• **Exercise**
Locate the word "What" in the entries below, then gather every line that holds it.

• **Data lines**
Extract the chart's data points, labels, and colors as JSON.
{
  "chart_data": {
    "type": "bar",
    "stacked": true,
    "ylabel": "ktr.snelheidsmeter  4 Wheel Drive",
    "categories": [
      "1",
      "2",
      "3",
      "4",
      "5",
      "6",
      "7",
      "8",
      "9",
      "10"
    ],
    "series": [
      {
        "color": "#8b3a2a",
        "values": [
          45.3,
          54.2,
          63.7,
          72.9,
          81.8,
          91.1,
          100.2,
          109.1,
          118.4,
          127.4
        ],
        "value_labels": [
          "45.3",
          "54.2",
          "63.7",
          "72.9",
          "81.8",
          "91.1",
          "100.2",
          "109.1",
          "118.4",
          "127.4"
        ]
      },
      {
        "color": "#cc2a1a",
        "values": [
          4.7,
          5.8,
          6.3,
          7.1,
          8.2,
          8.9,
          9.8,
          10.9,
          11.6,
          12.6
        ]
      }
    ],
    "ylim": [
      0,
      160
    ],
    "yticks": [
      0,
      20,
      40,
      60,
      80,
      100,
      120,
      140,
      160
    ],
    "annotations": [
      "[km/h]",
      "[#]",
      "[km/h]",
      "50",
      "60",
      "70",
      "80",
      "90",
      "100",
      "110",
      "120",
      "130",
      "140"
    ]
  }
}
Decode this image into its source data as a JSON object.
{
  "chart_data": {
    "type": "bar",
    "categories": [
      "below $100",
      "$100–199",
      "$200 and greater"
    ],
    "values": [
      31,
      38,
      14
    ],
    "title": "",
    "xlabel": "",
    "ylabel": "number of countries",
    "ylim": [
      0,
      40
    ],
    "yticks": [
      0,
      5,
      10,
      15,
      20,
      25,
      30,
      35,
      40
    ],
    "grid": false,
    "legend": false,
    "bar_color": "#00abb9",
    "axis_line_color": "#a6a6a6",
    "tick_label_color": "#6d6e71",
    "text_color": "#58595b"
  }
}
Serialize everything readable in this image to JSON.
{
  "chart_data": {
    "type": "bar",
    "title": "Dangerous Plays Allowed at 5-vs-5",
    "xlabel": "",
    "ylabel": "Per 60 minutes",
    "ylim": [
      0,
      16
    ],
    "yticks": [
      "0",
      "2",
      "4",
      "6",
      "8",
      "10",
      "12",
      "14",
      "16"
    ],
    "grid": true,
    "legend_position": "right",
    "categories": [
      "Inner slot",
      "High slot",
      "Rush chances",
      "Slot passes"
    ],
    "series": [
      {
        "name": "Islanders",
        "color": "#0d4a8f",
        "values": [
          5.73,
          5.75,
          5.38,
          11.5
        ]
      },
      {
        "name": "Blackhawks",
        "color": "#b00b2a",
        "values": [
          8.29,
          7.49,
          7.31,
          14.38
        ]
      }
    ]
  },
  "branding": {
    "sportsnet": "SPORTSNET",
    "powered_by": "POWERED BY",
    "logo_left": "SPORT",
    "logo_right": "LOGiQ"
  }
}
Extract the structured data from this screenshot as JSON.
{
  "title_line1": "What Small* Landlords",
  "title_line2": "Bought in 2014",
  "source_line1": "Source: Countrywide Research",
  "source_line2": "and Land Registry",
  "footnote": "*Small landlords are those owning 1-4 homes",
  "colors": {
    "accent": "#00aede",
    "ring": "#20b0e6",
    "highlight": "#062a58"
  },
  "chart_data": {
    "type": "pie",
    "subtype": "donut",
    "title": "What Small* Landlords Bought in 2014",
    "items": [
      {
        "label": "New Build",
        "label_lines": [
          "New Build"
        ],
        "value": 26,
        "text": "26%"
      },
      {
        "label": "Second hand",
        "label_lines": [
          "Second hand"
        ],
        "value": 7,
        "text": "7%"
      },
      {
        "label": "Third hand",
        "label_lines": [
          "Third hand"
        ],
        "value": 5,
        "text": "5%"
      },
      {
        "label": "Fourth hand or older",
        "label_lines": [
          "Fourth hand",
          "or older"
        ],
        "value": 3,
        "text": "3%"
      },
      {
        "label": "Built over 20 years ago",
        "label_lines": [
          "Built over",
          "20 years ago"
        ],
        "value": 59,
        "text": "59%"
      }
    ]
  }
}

• **Task result**
  "title_line1": "What Small* Landlords",
    "title": "What Small* Landlords Bought in 2014",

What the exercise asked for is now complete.